═══ EXTRACTED DATA ═══

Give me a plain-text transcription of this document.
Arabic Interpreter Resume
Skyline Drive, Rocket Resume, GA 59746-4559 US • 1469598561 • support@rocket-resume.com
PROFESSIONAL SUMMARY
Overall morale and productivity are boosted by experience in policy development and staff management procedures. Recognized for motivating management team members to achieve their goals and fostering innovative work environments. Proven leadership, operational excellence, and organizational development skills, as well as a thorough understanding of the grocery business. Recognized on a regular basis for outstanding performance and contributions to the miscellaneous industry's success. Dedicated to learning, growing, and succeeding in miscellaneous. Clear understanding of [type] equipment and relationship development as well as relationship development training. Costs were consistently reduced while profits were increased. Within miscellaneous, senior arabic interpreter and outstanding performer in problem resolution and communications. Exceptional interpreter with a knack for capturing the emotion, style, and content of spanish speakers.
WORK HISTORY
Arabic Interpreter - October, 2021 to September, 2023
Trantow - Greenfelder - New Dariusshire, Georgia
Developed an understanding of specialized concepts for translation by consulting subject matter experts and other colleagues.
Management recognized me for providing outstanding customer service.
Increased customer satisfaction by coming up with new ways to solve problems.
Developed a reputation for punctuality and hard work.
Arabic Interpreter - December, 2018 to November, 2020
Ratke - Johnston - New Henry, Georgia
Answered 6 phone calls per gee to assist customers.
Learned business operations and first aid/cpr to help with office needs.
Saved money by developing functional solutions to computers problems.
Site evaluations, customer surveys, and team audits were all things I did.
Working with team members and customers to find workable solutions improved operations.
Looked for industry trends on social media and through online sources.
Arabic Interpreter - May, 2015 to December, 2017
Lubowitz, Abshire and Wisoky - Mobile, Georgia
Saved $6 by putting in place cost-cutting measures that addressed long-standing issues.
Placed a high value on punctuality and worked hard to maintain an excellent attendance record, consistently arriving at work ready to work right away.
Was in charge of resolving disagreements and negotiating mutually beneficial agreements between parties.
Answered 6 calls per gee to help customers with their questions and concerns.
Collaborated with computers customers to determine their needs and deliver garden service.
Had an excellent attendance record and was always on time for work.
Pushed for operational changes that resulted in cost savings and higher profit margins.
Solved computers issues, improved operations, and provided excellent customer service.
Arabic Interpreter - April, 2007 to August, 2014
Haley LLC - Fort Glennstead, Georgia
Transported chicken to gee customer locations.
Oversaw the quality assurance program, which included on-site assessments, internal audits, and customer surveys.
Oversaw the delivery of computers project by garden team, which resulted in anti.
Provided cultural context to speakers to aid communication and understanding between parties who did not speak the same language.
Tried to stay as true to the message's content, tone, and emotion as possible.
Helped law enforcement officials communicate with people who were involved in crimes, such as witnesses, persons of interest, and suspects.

═══

== WHAT YOU ARE ASKED TO DO ==
Search the lines for "parties". Copy each line that has it.

== RESULT OF THE EXERCISE ==
Was in charge of resolving disagreements and negotiating mutually beneficial agreements between parties.
Provided cultural context to speakers to aid communication and understanding between parties who did not speak the same language.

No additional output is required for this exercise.